- **Set problem 1**: In the film review below, reproduce word for word the passage from "One of the great" up to and including "form of currency.".
- **Set problem 2**: According to the film review below, which actress plays the romantic interest Allison?
======== Document passage ========
One of the great recent casting miracles is the duo of Tyler Labine and Alan Tudyk in this brilliantly funny horror film with a twist. The chemistry between these two guys, playing misunderstood rednecks, is so precious that it should be a new form of currency.

They play Tucker and Dale, two Appalachian rednecks heading out for a weekend of fishing at their new vacation home. On the way, they spy some fancy college kids heading to the same lake—and confusion ensues. To give anything else away would be criminal, although co-writer and director Eli Craig does let the cat out of the bag fairly quickly.

Casting is terrific across the board. Katrina Bowden is very sweet as romantic-interest Allison; she proves that there is more than one Marcia Brady lookalike walking the planet. I also liked Jesse Moss as one of the college kids with issues; he essentially has this film's Skeet Ulrich role.
======== Record extracts ========
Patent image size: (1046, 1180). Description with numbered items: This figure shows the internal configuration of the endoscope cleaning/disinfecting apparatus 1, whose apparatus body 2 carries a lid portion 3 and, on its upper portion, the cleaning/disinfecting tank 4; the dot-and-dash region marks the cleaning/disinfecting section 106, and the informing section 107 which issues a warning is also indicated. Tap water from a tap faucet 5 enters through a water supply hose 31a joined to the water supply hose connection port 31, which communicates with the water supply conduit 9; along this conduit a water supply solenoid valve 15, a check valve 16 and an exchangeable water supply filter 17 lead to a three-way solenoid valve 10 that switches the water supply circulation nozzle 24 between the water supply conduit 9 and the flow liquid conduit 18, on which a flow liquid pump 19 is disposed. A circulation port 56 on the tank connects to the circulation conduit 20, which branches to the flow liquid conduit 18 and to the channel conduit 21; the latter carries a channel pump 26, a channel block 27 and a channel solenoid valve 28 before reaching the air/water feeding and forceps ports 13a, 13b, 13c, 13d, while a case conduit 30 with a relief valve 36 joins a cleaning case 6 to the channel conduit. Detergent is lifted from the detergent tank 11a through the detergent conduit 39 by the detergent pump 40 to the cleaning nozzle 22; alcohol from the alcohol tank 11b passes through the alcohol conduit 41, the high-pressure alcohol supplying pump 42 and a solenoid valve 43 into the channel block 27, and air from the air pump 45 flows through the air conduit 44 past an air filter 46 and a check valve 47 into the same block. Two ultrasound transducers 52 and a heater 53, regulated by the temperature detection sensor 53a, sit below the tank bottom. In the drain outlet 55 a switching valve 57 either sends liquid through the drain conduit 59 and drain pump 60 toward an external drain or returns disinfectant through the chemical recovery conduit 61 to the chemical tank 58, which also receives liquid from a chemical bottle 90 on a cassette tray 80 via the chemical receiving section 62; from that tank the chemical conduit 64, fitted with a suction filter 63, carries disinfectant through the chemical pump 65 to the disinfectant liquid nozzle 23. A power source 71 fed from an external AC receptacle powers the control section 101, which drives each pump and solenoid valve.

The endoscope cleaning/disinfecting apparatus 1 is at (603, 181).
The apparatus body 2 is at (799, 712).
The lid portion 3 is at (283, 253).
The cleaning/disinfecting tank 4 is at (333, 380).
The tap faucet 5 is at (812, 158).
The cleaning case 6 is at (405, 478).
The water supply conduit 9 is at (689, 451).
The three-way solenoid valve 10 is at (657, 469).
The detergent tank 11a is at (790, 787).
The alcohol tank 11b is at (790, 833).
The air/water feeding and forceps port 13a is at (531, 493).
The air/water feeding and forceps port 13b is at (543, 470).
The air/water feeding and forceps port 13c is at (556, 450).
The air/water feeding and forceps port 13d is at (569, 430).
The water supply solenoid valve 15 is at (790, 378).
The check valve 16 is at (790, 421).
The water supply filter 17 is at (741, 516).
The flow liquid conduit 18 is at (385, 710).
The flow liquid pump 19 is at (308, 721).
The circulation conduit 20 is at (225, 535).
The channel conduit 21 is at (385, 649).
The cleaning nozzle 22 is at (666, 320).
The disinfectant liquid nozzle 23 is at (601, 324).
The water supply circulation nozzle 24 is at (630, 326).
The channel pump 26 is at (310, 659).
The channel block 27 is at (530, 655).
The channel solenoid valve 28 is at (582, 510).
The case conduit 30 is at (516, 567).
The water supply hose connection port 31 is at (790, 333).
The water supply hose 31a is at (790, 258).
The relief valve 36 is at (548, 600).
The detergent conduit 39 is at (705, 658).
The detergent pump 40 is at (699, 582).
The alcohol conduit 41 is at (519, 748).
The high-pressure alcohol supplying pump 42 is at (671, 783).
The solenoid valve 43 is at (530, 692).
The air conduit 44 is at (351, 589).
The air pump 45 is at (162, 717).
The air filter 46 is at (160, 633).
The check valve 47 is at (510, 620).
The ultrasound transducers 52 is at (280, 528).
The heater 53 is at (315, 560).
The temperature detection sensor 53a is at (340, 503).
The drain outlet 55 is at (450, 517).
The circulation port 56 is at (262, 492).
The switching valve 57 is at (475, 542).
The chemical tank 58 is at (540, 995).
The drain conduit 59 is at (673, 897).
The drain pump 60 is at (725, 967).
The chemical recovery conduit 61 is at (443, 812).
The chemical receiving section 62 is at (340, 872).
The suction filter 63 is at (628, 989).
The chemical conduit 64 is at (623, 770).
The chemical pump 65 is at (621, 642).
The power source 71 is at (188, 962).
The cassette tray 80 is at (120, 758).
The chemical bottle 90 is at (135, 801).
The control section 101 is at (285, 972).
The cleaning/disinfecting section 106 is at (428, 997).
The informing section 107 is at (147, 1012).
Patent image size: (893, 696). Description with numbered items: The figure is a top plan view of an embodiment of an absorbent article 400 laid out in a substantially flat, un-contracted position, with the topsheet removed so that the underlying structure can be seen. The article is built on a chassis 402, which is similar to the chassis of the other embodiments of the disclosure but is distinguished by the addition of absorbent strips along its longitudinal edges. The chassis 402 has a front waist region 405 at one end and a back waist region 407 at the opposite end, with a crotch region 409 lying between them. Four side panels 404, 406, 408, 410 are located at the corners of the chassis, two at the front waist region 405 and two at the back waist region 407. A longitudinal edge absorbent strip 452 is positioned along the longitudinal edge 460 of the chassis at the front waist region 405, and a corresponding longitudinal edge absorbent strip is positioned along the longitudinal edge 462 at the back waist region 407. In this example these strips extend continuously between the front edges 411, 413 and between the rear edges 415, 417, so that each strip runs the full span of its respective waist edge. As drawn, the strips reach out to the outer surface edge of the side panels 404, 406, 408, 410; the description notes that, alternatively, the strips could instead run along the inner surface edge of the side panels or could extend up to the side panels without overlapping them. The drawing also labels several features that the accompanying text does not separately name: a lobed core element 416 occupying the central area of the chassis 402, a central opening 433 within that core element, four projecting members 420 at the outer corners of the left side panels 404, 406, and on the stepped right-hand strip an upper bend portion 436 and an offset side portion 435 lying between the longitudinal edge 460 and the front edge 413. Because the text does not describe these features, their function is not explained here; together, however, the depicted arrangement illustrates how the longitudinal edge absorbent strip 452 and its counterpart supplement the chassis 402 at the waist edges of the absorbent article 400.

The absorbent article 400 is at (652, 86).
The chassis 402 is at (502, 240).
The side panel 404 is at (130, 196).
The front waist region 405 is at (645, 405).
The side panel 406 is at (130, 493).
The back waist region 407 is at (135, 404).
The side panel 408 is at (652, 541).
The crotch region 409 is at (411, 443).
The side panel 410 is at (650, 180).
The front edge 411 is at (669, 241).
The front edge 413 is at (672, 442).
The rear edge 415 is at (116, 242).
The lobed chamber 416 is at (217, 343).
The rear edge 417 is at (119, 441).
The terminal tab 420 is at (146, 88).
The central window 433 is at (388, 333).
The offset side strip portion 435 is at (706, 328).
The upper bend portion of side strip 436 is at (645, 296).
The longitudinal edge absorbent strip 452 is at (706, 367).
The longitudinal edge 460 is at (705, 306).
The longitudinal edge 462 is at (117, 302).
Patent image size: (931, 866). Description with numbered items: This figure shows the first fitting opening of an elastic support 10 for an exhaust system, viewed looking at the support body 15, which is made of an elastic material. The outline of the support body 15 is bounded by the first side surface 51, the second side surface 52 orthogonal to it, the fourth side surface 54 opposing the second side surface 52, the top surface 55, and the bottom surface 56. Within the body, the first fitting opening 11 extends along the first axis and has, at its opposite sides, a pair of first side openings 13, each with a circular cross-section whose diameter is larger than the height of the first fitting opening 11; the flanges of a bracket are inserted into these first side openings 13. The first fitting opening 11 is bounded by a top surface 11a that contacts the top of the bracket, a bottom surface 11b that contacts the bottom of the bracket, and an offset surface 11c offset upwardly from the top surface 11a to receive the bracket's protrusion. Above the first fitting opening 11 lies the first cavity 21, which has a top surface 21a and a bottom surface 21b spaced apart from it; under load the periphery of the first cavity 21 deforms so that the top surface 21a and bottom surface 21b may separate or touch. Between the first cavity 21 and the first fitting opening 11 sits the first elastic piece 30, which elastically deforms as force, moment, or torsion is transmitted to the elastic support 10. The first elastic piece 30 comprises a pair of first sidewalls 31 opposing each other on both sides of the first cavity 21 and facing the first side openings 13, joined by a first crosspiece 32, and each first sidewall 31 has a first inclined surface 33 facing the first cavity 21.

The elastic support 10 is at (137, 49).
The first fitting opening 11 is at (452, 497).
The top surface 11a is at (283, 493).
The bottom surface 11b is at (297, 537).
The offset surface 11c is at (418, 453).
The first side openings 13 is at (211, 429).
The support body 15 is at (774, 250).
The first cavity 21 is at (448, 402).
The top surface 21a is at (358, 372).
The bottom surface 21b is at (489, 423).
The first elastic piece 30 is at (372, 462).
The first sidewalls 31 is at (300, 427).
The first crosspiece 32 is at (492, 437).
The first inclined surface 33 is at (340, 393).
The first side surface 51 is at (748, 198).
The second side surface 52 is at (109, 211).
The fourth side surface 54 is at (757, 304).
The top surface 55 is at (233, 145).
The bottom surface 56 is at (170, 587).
========
- **Result 1**:
One of the great recent casting miracles is the duo of Tyler Labine and Alan Tudyk in this brilliantly funny horror film with a twist. The chemistry between these two guys, playing misunderstood rednecks, is so precious that it should be a new form of currency.

- **Result 2**: Katrina Bowden